▸ **Problem requirements**
Select from the data all lines with the word "screenshot".

[Dataset records]
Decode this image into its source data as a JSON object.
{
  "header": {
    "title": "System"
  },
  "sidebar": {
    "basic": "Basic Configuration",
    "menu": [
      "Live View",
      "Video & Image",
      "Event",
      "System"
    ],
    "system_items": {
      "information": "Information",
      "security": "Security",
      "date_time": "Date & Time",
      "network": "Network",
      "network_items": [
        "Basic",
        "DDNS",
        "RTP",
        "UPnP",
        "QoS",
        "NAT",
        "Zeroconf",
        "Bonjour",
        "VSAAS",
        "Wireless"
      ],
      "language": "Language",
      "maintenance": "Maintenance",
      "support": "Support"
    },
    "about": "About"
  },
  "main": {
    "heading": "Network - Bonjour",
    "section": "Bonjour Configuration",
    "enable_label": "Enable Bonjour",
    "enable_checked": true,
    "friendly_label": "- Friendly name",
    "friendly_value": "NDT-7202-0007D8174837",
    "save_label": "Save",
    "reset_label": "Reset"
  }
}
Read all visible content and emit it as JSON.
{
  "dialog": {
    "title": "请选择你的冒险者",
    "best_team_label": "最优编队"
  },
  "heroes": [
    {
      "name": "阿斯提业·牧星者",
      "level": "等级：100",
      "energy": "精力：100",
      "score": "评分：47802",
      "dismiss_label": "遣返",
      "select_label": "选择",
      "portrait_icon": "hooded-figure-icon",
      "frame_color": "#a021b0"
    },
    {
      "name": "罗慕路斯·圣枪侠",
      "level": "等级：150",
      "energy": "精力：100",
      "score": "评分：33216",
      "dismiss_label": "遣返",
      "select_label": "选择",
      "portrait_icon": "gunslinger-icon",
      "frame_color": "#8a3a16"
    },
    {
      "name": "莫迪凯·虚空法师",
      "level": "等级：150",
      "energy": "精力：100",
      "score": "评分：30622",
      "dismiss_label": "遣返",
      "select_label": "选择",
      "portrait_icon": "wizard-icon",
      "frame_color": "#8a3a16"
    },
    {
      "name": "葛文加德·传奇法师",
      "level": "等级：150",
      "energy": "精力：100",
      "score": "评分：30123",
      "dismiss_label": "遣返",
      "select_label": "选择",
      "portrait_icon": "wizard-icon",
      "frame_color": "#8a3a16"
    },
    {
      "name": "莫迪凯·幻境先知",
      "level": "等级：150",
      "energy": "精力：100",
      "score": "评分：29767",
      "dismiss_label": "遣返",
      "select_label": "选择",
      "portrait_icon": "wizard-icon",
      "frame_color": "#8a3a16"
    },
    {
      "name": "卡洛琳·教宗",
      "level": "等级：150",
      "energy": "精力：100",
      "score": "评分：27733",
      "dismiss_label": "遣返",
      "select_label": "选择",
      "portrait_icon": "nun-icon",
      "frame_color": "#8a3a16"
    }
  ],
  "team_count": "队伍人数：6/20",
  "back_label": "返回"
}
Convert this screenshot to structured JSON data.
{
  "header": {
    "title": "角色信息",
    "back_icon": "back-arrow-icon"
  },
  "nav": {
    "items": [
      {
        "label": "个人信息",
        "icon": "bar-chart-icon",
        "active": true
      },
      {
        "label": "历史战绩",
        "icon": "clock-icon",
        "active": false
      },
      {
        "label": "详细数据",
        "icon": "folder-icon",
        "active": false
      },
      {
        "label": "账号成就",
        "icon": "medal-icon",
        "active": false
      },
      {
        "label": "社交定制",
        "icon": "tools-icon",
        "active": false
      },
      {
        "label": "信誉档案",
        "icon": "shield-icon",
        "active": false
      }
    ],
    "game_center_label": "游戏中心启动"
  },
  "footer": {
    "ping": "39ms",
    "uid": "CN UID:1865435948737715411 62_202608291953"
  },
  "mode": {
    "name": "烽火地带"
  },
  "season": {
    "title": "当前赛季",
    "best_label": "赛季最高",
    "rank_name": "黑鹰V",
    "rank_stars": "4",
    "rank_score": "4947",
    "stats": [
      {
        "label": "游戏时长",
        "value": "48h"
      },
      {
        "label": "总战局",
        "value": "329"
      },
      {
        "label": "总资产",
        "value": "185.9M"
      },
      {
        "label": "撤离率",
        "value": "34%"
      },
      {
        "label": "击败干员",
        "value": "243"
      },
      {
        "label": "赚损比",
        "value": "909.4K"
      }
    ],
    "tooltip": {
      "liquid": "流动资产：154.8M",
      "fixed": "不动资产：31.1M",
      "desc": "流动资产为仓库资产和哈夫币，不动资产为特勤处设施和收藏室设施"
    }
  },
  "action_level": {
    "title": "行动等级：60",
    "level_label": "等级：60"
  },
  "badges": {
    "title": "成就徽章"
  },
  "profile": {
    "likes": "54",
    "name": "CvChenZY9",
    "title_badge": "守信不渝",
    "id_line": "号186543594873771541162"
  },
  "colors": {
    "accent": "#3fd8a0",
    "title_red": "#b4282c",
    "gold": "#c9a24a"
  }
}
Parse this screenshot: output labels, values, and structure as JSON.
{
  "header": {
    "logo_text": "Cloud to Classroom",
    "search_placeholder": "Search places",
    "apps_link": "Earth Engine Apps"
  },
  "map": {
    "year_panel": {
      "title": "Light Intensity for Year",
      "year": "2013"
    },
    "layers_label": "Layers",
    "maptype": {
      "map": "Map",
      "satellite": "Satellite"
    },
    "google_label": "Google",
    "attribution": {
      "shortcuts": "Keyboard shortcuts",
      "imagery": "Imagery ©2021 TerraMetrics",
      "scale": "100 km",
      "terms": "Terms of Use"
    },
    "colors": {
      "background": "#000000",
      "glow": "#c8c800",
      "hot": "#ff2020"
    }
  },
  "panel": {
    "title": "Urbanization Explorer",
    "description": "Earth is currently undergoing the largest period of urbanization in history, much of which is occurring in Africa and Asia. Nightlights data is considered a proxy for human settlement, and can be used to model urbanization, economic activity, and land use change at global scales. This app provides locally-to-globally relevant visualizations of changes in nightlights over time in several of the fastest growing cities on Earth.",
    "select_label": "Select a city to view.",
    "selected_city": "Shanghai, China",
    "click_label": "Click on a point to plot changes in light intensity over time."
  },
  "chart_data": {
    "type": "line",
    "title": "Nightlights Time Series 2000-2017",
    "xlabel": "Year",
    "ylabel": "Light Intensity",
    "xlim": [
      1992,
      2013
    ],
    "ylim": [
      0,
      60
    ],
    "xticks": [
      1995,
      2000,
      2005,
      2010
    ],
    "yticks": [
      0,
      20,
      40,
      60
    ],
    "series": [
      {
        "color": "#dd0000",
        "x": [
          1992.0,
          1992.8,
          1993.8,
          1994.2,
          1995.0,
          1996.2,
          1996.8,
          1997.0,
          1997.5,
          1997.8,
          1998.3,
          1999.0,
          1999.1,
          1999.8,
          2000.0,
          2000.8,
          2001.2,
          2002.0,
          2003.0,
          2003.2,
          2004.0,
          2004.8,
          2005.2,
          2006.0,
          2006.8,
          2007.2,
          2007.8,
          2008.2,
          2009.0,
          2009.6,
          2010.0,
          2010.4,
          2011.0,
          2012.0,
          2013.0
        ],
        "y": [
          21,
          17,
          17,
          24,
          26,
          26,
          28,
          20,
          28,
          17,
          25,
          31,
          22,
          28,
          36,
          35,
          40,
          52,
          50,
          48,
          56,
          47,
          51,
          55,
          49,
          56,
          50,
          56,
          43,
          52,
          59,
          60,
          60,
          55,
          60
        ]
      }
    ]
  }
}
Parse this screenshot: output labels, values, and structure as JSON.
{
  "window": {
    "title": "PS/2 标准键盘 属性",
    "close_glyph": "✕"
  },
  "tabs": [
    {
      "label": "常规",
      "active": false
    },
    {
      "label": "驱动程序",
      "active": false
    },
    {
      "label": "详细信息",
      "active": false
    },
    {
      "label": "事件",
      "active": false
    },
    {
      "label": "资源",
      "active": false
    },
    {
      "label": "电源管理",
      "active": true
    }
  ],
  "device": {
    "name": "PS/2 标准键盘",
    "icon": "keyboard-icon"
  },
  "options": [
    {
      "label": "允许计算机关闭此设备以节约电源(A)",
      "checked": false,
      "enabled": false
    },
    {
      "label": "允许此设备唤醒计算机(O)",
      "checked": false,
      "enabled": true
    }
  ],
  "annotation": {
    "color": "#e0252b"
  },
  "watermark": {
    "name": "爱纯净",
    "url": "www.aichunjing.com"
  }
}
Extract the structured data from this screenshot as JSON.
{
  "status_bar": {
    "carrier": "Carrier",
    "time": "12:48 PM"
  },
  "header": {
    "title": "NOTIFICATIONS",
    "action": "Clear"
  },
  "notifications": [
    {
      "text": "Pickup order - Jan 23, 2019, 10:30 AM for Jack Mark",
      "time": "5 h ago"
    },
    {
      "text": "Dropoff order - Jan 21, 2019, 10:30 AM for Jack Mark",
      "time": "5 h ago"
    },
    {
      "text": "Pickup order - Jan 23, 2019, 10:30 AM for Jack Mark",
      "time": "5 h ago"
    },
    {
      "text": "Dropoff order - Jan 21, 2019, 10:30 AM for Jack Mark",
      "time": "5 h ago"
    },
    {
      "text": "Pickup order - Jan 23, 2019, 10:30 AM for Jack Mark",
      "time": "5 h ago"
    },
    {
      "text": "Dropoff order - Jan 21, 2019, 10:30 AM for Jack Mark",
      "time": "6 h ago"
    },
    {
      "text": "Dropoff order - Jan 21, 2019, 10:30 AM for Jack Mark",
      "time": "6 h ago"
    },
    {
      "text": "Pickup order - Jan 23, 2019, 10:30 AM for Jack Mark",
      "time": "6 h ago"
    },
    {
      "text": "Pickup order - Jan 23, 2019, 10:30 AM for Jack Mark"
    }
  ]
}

▸ **Solution to the exercise**
Convert this screenshot to structured JSON data.
Parse this screenshot: output labels, values, and structure as JSON.
Parse this screenshot: output labels, values, and structure as JSON.
Extract the structured data from this screenshot as JSON.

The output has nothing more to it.